WRITTEN EXERCISE:
The listing must be reproduced in full, exactly as it stands.
[begin DATA IN THIS EXERCISE]
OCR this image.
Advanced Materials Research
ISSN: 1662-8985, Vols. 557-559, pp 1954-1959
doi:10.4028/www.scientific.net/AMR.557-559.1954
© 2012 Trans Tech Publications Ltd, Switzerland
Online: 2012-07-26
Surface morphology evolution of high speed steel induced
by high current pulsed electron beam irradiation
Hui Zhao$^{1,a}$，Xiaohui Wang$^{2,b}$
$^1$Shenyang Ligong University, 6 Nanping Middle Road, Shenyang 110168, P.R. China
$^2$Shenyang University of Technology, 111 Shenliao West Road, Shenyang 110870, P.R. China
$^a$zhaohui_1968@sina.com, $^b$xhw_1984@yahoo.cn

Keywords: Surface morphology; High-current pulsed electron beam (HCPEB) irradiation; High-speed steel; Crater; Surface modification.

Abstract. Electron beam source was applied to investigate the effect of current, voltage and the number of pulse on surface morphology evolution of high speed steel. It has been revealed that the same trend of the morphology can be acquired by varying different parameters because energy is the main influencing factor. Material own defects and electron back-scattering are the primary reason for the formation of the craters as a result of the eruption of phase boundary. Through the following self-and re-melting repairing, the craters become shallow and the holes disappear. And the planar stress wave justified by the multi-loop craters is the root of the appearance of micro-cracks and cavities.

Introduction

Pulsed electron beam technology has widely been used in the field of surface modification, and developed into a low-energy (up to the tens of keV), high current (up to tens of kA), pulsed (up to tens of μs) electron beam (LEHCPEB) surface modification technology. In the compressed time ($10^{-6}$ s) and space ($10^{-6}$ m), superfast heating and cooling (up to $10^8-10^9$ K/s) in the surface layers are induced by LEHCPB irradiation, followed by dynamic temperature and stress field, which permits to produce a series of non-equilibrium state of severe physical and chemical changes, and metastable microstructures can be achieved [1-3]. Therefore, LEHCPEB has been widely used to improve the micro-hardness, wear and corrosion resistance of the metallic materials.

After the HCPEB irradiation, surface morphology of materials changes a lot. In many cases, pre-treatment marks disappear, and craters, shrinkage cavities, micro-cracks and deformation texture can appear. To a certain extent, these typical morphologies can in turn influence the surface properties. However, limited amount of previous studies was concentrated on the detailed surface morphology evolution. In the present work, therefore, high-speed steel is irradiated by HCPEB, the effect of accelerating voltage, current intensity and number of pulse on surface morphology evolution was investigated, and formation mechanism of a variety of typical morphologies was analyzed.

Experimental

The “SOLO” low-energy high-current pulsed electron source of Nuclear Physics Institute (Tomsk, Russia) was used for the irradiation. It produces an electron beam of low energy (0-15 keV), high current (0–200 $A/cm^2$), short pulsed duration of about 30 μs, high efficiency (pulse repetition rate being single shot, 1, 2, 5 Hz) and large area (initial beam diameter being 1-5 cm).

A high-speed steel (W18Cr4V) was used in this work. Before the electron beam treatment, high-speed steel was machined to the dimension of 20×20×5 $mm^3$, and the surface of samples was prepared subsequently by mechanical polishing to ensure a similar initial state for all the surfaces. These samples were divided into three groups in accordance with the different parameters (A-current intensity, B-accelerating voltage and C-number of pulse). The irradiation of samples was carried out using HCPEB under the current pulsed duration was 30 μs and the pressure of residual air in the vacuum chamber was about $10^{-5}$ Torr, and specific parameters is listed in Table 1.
[end DATA IN THIS EXERCISE]
OUTPUT OF THE EXERCISE:
OCR this image.
Advanced Materials Research
ISSN: 1662-8985, Vols. 557-559, pp 1954-1959
doi:10.4028/www.scientific.net/AMR.557-559.1954
© 2012 Trans Tech Publications Ltd, Switzerland
Online: 2012-07-26
Surface morphology evolution of high speed steel induced
by high current pulsed electron beam irradiation
Hui Zhao$^{1,a}$，Xiaohui Wang$^{2,b}$
$^1$Shenyang Ligong University, 6 Nanping Middle Road, Shenyang 110168, P.R. China
$^2$Shenyang University of Technology, 111 Shenliao West Road, Shenyang 110870, P.R. China
$^a$zhaohui_1968@sina.com, $^b$xhw_1984@yahoo.cn

Keywords: Surface morphology; High-current pulsed electron beam (HCPEB) irradiation; High-speed steel; Crater; Surface modification.

Abstract. Electron beam source was applied to investigate the effect of current, voltage and the number of pulse on surface morphology evolution of high speed steel. It has been revealed that the same trend of the morphology can be acquired by varying different parameters because energy is the main influencing factor. Material own defects and electron back-scattering are the primary reason for the formation of the craters as a result of the eruption of phase boundary. Through the following self-and re-melting repairing, the craters become shallow and the holes disappear. And the planar stress wave justified by the multi-loop craters is the root of the appearance of micro-cracks and cavities.

Introduction

Pulsed electron beam technology has widely been used in the field of surface modification, and developed into a low-energy (up to the tens of keV), high current (up to tens of kA), pulsed (up to tens of μs) electron beam (LEHCPEB) surface modification technology. In the compressed time ($10^{-6}$ s) and space ($10^{-6}$ m), superfast heating and cooling (up to $10^8-10^9$ K/s) in the surface layers are induced by LEHCPB irradiation, followed by dynamic temperature and stress field, which permits to produce a series of non-equilibrium state of severe physical and chemical changes, and metastable microstructures can be achieved [1-3]. Therefore, LEHCPEB has been widely used to improve the micro-hardness, wear and corrosion resistance of the metallic materials.

After the HCPEB irradiation, surface morphology of materials changes a lot. In many cases, pre-treatment marks disappear, and craters, shrinkage cavities, micro-cracks and deformation texture can appear. To a certain extent, these typical morphologies can in turn influence the surface properties. However, limited amount of previous studies was concentrated on the detailed surface morphology evolution. In the present work, therefore, high-speed steel is irradiated by HCPEB, the effect of accelerating voltage, current intensity and number of pulse on surface morphology evolution was investigated, and formation mechanism of a variety of typical morphologies was analyzed.

Experimental

The “SOLO” low-energy high-current pulsed electron source of Nuclear Physics Institute (Tomsk, Russia) was used for the irradiation. It produces an electron beam of low energy (0-15 keV), high current (0–200 $A/cm^2$), short pulsed duration of about 30 μs, high efficiency (pulse repetition rate being single shot, 1, 2, 5 Hz) and large area (initial beam diameter being 1-5 cm).

A high-speed steel (W18Cr4V) was used in this work. Before the electron beam treatment, high-speed steel was machined to the dimension of 20×20×5 $mm^3$, and the surface of samples was prepared subsequently by mechanical polishing to ensure a similar initial state for all the surfaces. These samples were divided into three groups in accordance with the different parameters (A-current intensity, B-accelerating voltage and C-number of pulse). The irradiation of samples was carried out using HCPEB under the current pulsed duration was 30 μs and the pressure of residual air in the vacuum chamber was about $10^{-5}$ Torr, and specific parameters is listed in Table 1.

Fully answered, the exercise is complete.